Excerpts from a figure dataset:
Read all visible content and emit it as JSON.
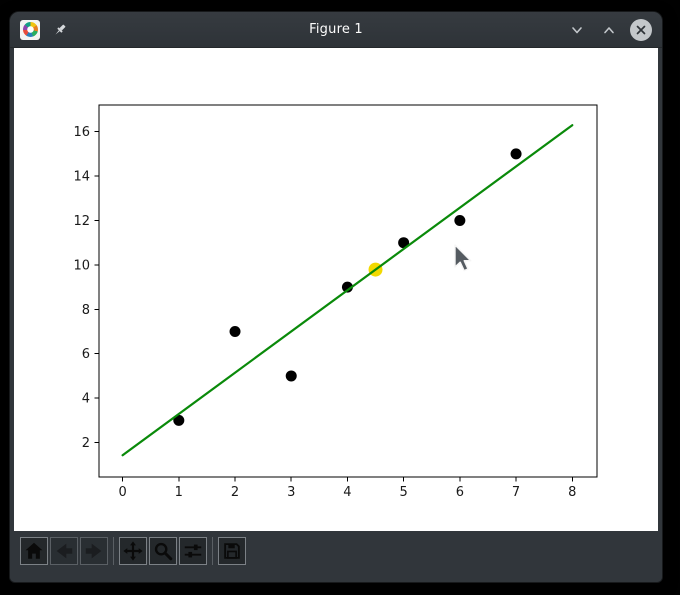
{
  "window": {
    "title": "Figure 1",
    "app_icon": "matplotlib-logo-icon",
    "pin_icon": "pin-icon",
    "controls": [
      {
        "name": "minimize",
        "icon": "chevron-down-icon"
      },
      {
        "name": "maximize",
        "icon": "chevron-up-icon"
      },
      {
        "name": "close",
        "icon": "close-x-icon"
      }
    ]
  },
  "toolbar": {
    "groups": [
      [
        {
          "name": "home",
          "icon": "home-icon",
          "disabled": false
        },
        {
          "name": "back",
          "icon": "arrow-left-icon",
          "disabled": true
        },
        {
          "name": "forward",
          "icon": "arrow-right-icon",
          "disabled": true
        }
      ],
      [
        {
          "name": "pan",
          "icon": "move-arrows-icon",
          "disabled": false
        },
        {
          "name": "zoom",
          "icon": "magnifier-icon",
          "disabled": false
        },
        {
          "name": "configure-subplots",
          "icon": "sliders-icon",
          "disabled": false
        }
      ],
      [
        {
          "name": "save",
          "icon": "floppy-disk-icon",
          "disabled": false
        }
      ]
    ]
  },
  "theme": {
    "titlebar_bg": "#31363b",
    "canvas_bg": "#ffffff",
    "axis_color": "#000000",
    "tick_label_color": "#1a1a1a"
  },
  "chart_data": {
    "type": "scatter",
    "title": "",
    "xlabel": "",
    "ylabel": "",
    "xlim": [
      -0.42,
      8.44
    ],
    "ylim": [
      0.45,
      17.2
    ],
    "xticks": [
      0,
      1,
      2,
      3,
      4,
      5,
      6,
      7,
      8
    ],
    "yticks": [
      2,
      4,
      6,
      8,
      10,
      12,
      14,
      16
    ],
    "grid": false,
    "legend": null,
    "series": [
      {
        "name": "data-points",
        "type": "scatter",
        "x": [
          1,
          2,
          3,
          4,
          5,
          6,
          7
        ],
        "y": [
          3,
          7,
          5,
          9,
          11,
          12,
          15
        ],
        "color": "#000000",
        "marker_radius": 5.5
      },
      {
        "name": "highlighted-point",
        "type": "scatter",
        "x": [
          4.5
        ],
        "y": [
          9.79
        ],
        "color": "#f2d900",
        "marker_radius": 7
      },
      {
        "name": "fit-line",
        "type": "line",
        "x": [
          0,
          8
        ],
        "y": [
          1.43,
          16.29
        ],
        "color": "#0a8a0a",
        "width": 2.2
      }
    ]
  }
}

Task requirements | Go through the entries and return each line where the word "icon" appears.

Expected answer |
    "app_icon": "matplotlib-logo-icon",
    "pin_icon": "pin-icon",
        "icon": "chevron-down-icon"
        "icon": "chevron-up-icon"
        "icon": "close-x-icon"
          "icon": "home-icon",
          "icon": "arrow-left-icon",
          "icon": "arrow-right-icon",
          "icon": "move-arrows-icon",
          "icon": "magnifier-icon",
          "icon": "sliders-icon",
          "icon": "floppy-disk-icon",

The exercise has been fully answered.